PAGE EXTRACT:
>>>

CHARLESTON, W.Va. -- My daughter is hoping for a new person or two at our table this Thanksgiving so that when each takes their turn saying something for which they are thankful, she can reuse her line on a new crowd.
"What I'm most thankful for," she would say, "is that Mom didn't cook any of this."
I suggested it's time to develop new shtick, since she's exhausted that particular line on her current pool of relations. She responded with a dig about her audience being so old and forgetful that a line used yesterday is fresh again today, but couldn't resist trying on a few new ones anyway.
"How about, 'I'm thankful this turkey doesn't smell as bad cooked as it did raw,'" she said. "And that Geoff must've been right that it doesn't matter it was so far past the expiration date."
"That's a little too wordy," I said. "Needs to be more concise."
My husband joined the conversation.

<<<

INFORMATION GIVEN:
>>>

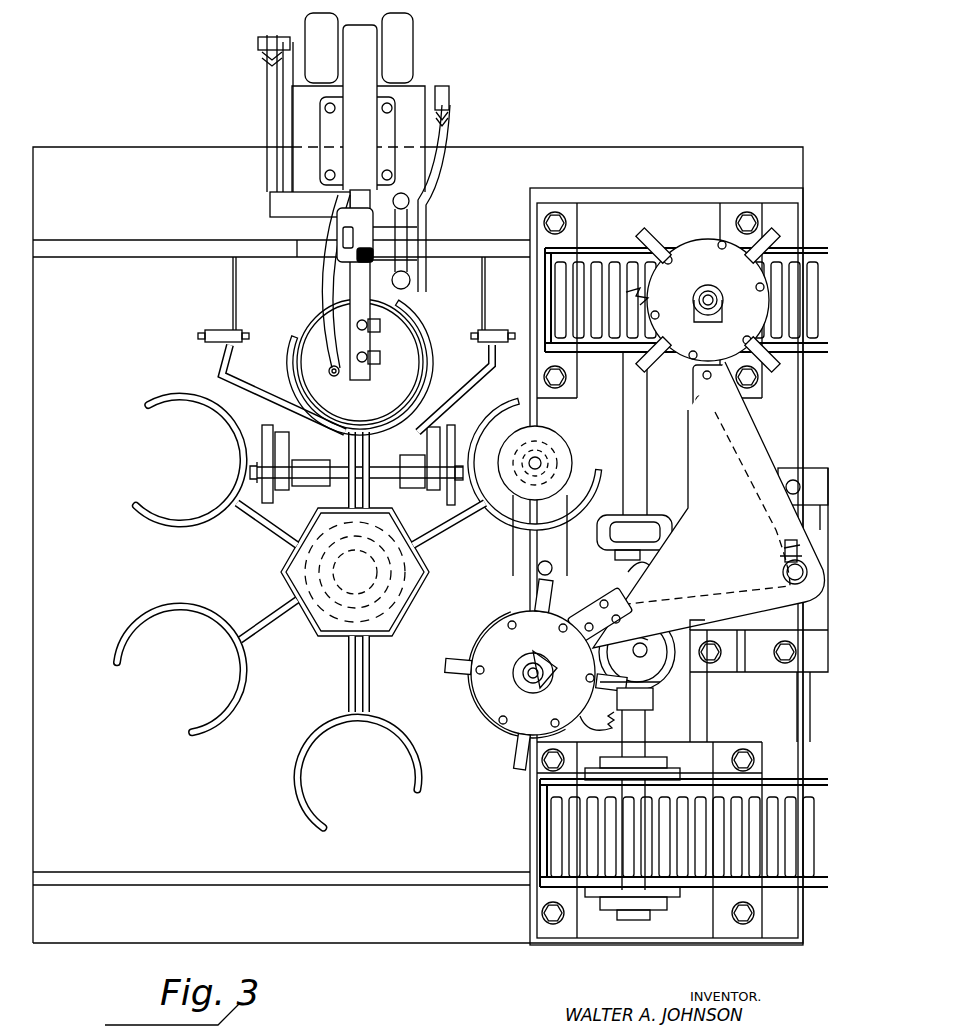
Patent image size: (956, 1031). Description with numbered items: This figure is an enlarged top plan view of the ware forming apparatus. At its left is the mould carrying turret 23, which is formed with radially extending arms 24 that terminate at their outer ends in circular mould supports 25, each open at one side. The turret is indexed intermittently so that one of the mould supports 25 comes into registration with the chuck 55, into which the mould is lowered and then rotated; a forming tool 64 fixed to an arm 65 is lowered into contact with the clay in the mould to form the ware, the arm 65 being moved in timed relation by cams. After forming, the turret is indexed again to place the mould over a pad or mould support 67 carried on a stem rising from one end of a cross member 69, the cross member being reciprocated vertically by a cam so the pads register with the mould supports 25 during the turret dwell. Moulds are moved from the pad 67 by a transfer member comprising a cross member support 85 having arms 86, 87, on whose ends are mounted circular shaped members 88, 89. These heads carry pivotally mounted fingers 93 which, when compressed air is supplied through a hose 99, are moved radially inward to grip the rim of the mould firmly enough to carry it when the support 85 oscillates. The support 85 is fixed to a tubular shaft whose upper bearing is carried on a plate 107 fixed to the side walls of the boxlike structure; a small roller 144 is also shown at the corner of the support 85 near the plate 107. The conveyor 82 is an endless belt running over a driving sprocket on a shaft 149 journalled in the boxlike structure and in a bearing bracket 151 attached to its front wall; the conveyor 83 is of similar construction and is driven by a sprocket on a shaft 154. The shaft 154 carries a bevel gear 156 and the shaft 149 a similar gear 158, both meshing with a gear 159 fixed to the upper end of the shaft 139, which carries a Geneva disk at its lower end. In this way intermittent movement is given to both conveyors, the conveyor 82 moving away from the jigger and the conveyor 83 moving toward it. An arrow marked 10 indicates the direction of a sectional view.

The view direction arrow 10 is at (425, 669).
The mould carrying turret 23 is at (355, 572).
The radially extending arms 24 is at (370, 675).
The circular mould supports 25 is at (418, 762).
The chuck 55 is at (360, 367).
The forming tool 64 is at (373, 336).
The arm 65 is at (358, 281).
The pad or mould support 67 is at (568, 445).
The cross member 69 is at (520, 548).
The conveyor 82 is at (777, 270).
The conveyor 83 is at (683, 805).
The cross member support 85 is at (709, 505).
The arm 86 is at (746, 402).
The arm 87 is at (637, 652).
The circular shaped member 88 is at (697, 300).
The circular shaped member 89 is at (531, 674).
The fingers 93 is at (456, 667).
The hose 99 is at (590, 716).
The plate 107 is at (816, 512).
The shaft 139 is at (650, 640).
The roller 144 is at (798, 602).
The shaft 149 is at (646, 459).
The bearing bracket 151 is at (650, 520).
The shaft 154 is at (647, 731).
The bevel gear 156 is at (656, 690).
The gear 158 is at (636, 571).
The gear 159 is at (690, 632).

<<<

SET EXERCISE A:
Reproduce word for word the passage of the Thanksgiving column starting at "I suggested it's" and ending at "joined the conversation.".
SET EXERCISE B:
In the Thanksgiving column, how does the narrator judge the daughter's new line about the turkey?

PROBLEM SOLUTION A:
I suggested it's time to develop new shtick, since she's exhausted that particular line on her current pool of relations. She responded with a dig about her audience being so old and forgetful that a line used yesterday is fresh again today, but couldn't resist trying on a few new ones anyway.
"How about, 'I'm thankful this turkey doesn't smell as bad cooked as it did raw,'" she said. "And that Geoff must've been right that it doesn't matter it was so far past the expiration date."
"That's a little too wordy," I said. "Needs to be more concise."
My husband joined the conversation.

PROBLEM SOLUTION B:
It is a little too wordy and needs to be more concise.